◆ Extracted data entries
_ _ _

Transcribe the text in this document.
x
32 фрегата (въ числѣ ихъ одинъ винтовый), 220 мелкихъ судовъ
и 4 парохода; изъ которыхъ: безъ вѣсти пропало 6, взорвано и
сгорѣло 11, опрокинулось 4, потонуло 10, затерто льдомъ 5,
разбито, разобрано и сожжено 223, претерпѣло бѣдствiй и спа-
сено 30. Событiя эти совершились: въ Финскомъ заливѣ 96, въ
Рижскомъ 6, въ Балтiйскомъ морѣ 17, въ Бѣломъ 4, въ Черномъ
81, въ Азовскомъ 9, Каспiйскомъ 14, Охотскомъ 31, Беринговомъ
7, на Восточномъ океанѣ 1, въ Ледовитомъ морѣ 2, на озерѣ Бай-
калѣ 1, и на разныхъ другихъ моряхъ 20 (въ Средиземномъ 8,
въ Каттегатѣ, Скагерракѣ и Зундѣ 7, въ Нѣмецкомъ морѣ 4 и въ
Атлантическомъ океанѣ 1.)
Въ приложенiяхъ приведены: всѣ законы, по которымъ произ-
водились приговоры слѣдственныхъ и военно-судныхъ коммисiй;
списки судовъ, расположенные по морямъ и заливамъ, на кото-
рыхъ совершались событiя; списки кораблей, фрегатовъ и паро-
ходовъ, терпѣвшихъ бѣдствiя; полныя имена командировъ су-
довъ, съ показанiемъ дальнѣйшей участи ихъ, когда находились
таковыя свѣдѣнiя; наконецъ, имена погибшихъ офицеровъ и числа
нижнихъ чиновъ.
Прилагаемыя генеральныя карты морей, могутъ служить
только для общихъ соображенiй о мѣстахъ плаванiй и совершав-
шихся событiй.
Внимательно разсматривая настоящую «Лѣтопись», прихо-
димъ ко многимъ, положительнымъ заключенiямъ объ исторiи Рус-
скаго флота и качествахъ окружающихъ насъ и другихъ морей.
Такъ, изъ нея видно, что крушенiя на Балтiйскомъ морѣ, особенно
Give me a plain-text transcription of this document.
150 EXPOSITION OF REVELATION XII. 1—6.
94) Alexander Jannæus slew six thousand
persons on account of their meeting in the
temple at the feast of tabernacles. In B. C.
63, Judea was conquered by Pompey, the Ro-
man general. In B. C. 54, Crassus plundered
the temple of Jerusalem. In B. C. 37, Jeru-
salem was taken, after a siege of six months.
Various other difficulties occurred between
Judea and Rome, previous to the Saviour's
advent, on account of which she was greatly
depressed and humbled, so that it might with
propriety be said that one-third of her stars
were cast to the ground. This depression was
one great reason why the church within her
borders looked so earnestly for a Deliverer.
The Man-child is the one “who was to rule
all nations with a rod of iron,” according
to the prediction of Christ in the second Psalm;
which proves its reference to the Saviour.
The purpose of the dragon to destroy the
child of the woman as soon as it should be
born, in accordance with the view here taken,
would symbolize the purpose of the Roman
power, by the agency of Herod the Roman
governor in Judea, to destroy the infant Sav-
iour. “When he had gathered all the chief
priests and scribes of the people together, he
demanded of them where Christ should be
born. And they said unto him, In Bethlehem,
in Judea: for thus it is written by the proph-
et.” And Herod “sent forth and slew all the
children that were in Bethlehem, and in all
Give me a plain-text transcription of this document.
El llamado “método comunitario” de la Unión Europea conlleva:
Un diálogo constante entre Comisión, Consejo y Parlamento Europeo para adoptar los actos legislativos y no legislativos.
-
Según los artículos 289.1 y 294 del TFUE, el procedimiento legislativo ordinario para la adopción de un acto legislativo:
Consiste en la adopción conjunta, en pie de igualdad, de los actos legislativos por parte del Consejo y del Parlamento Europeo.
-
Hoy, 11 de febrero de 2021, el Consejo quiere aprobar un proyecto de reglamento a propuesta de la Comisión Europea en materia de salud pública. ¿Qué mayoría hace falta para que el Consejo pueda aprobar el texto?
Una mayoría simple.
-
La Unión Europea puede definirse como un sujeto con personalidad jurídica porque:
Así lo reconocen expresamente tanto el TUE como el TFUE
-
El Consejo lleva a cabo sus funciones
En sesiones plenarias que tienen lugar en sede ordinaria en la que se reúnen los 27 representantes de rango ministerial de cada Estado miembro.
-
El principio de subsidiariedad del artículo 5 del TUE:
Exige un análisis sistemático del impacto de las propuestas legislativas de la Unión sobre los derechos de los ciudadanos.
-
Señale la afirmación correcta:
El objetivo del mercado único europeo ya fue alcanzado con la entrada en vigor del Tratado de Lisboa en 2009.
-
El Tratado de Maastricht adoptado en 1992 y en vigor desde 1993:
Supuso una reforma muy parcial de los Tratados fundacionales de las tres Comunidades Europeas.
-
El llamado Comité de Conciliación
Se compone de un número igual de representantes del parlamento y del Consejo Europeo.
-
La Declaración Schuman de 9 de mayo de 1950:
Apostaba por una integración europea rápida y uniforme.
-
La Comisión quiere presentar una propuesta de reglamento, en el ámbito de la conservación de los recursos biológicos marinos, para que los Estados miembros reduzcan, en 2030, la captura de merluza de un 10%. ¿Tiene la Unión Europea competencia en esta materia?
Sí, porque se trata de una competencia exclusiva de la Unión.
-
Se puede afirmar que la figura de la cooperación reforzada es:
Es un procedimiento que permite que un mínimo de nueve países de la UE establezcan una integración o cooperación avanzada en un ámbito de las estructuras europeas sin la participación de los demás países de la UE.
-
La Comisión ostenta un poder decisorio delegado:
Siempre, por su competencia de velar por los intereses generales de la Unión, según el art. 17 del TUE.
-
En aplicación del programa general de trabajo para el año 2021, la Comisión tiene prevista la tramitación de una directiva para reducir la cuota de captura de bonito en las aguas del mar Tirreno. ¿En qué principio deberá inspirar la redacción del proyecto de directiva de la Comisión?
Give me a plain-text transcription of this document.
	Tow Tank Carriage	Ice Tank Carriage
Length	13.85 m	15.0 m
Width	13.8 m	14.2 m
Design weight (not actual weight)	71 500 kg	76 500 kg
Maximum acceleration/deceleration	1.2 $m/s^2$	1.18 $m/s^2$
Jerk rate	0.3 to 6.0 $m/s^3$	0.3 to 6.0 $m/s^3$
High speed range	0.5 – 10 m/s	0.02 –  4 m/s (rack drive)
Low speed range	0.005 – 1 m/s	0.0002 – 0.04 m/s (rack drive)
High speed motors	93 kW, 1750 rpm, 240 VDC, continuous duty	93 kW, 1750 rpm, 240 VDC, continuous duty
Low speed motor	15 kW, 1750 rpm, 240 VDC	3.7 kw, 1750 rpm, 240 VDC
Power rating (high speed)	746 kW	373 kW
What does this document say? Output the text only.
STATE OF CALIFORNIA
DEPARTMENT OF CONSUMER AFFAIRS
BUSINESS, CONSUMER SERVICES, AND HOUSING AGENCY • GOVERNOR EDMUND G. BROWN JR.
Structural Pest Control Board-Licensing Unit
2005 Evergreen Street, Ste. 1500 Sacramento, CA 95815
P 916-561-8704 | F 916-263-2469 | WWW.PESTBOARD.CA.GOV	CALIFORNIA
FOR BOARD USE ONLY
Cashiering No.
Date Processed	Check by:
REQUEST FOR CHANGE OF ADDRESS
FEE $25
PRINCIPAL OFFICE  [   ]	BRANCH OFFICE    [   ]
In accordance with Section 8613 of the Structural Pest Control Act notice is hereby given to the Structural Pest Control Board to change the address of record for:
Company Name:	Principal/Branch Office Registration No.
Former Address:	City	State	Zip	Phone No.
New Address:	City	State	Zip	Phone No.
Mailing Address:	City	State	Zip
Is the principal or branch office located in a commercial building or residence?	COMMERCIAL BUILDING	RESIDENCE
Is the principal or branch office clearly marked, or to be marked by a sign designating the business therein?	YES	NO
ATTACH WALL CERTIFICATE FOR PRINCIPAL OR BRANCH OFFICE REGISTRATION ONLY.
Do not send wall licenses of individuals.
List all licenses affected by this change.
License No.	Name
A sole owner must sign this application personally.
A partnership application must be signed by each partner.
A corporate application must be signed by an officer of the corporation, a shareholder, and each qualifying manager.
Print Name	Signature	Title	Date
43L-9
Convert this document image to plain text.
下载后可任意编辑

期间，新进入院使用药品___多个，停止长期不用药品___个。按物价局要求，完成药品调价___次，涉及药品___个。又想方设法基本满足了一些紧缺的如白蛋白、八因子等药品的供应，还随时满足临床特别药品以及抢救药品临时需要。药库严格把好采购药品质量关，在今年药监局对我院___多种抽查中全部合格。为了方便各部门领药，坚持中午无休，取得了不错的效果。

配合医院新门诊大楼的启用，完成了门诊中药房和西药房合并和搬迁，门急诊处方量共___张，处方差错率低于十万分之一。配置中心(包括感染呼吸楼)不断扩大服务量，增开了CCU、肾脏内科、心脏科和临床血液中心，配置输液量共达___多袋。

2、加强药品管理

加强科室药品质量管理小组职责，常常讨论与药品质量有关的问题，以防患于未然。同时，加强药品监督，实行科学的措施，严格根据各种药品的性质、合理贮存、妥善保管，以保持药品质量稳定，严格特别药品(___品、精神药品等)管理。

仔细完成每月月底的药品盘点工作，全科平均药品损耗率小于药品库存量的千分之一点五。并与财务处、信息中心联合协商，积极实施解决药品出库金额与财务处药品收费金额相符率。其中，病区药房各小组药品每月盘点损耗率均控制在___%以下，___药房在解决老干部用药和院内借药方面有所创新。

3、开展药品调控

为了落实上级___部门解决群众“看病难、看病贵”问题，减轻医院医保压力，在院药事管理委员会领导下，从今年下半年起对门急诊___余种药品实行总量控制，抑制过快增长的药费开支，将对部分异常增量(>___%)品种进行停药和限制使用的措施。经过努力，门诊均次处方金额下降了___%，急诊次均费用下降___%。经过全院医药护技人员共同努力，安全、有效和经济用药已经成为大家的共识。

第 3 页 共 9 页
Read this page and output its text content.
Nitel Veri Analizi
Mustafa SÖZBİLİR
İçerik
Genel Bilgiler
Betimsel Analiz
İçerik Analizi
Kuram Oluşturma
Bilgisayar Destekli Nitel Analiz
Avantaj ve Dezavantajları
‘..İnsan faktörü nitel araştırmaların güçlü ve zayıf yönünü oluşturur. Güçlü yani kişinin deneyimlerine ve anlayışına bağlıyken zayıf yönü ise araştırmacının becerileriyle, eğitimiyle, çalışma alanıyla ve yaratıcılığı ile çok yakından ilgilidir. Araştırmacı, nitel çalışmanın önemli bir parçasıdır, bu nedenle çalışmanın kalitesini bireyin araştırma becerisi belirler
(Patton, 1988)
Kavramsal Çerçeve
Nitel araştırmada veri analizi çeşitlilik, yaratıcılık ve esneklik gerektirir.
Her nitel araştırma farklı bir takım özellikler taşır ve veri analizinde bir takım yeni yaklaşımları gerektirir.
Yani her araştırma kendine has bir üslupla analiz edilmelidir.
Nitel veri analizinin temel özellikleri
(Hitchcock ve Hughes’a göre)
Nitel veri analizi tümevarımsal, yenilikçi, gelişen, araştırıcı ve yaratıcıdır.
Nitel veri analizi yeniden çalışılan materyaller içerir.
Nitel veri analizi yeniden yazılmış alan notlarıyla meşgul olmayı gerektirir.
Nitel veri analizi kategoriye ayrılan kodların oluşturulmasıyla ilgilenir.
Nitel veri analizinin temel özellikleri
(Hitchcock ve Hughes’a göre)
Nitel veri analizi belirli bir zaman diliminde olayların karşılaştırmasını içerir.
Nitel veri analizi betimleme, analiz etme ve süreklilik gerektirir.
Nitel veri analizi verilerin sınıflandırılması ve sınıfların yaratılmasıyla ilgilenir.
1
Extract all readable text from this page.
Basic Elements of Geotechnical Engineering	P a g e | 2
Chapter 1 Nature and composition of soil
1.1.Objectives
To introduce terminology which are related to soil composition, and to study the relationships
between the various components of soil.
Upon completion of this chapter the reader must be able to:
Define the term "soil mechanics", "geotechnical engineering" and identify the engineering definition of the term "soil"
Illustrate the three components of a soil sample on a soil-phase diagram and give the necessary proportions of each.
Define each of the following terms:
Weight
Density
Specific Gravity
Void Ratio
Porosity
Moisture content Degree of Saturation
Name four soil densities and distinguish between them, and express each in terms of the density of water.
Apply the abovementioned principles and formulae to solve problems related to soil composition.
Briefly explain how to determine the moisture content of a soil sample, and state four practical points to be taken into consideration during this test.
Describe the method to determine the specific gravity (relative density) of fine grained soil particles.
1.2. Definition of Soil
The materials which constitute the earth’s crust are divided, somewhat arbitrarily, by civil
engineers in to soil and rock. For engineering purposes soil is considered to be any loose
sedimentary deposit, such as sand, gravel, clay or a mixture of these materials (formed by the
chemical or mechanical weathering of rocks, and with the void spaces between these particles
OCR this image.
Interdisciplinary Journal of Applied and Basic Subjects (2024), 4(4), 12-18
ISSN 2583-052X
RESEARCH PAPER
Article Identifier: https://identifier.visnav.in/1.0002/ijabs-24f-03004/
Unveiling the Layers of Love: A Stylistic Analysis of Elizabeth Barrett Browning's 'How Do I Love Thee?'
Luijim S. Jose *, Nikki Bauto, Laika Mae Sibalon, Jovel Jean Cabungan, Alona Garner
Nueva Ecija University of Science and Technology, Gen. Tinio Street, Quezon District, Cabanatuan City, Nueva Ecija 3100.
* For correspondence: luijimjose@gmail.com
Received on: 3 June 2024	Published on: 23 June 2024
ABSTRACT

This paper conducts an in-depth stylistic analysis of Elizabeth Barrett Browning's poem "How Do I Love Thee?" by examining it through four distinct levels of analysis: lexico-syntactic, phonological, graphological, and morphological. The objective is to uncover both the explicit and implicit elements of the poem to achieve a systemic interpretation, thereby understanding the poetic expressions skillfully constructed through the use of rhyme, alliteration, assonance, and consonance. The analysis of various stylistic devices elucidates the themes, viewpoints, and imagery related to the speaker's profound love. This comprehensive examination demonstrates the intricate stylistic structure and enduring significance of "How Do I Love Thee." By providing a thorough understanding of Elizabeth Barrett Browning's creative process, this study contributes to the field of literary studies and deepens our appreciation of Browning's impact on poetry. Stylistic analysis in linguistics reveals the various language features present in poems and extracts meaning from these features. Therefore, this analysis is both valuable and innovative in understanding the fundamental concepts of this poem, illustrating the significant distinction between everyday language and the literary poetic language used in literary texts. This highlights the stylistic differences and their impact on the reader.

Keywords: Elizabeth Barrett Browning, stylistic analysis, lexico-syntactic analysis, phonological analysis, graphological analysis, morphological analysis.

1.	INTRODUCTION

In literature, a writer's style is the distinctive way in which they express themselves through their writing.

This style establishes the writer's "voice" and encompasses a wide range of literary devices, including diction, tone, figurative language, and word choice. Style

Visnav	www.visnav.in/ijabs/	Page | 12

_ _ _

Return each line of the data that contains the string "which".

advent, on account of which she was greatly
which proves its reference to the Saviour.
To introduce terminology which are related to soil composition, and to study the relationships
The materials which constitute the earth’s crust are divided, somewhat arbitrarily, by civil
In literature, a writer's style is the distinctive way in which they express themselves through their writing.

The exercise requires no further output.